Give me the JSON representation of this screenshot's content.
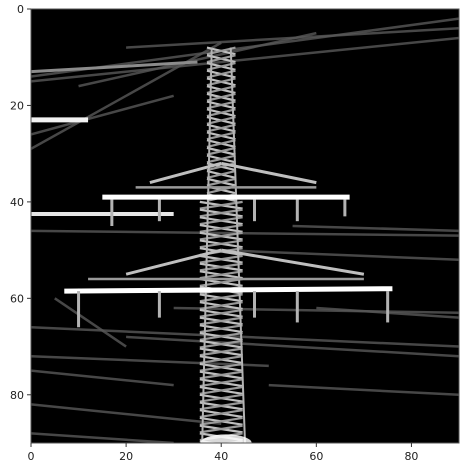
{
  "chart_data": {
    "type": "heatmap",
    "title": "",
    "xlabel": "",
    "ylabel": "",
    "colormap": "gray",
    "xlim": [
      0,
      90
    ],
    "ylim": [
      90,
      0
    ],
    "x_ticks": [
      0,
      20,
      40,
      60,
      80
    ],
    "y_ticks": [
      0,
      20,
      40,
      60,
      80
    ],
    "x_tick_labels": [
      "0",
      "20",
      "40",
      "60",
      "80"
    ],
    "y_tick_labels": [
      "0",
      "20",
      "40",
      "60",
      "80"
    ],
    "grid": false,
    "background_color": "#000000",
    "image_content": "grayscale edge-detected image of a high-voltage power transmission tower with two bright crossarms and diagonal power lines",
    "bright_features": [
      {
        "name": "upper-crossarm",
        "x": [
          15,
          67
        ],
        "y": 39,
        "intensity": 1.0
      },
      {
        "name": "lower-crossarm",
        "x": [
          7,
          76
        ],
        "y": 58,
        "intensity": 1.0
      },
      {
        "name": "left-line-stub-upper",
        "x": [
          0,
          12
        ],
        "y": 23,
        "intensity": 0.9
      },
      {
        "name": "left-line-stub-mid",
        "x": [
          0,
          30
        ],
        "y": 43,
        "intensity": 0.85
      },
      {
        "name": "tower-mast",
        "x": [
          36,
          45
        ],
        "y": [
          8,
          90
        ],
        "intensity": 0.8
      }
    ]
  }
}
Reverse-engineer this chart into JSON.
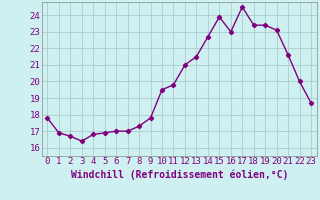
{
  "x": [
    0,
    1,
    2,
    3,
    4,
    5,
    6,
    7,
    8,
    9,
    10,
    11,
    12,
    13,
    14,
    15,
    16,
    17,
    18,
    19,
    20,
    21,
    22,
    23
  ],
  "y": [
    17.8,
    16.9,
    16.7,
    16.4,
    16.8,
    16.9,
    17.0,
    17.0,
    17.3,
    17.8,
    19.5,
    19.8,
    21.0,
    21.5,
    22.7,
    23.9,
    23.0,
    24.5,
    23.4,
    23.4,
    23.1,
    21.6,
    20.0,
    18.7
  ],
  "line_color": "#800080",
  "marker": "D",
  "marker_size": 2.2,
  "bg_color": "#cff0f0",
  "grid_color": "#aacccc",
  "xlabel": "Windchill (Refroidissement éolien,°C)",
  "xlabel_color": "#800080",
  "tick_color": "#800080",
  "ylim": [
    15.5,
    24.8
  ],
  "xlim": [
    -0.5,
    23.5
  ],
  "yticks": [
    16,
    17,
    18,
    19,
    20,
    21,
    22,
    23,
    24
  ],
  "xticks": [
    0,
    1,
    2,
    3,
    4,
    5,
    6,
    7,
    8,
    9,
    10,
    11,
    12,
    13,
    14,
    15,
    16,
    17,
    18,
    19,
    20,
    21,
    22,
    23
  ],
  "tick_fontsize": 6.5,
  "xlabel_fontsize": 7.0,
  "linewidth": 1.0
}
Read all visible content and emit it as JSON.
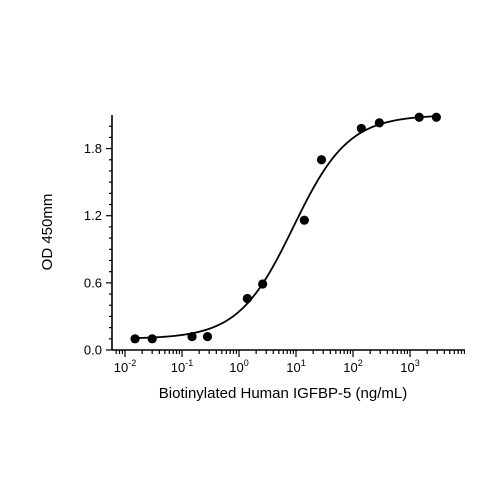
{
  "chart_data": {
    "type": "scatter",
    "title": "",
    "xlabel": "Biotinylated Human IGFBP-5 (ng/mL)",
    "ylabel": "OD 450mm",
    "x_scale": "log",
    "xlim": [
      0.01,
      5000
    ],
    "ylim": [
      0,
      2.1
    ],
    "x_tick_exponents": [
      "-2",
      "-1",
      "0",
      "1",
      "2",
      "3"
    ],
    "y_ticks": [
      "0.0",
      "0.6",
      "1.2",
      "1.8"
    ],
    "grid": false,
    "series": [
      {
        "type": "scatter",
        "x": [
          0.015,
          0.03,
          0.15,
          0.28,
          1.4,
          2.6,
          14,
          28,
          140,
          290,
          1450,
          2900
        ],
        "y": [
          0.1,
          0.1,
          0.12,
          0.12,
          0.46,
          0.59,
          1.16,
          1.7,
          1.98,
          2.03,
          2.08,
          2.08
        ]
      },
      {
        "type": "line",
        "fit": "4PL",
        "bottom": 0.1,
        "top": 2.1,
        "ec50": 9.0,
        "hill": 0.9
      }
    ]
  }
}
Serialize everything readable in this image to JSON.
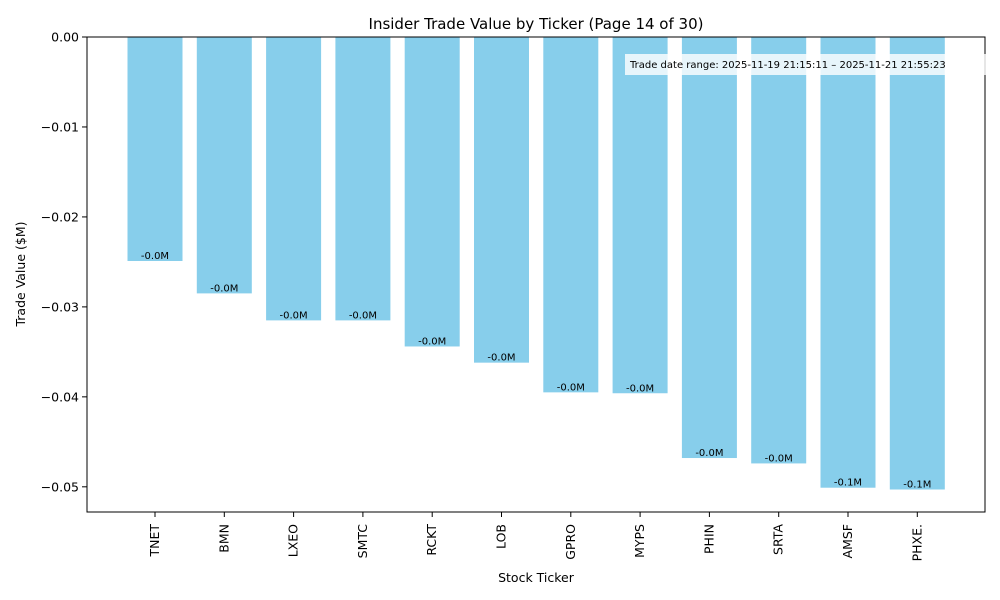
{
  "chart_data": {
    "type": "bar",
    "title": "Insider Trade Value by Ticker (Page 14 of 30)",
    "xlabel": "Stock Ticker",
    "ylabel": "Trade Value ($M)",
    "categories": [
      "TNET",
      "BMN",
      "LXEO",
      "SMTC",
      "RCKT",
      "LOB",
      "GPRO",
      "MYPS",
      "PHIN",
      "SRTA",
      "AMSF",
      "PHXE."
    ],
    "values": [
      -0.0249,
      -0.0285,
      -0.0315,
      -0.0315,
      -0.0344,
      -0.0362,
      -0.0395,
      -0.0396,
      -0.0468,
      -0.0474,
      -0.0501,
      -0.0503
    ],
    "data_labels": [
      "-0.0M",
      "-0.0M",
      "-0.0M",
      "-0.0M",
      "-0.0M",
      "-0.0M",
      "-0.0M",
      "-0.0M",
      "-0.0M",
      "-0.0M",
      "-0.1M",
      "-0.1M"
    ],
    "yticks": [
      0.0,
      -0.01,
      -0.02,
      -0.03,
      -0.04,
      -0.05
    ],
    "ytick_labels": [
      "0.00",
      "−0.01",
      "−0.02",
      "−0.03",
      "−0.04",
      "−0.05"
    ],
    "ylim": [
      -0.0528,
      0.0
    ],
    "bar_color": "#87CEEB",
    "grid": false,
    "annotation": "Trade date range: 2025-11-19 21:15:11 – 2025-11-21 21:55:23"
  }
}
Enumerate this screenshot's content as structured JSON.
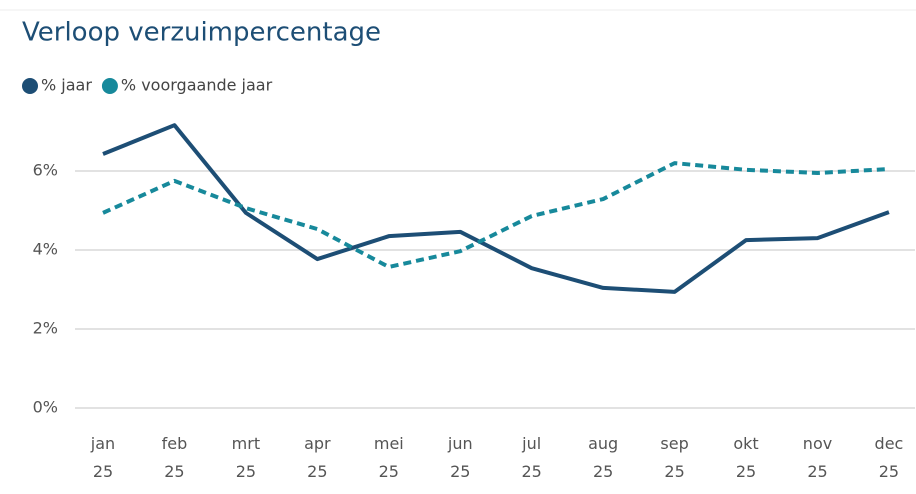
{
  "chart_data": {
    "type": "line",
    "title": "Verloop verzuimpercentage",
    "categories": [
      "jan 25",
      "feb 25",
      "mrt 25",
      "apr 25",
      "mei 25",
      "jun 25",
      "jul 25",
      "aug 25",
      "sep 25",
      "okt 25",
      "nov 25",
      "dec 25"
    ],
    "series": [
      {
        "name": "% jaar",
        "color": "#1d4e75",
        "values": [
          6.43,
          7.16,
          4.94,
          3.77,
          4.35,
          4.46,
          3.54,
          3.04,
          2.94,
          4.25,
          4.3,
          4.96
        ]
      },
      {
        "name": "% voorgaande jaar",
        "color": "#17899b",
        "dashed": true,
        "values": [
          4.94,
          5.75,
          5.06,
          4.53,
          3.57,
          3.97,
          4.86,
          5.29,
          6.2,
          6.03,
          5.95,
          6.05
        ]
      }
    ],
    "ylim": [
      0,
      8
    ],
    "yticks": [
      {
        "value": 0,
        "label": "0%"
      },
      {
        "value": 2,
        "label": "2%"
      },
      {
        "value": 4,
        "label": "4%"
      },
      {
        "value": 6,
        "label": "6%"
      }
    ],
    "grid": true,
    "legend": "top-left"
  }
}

************

◆ **EXERCISE REQUIREMENTS**
Search the records for the string "ylabel" and return every line in which it occurs.

◆ **RESPONSE**
    "ylabel": "",
    "ylabel": "OD 450mm",
    "ylabel": "Trade Value ($M)",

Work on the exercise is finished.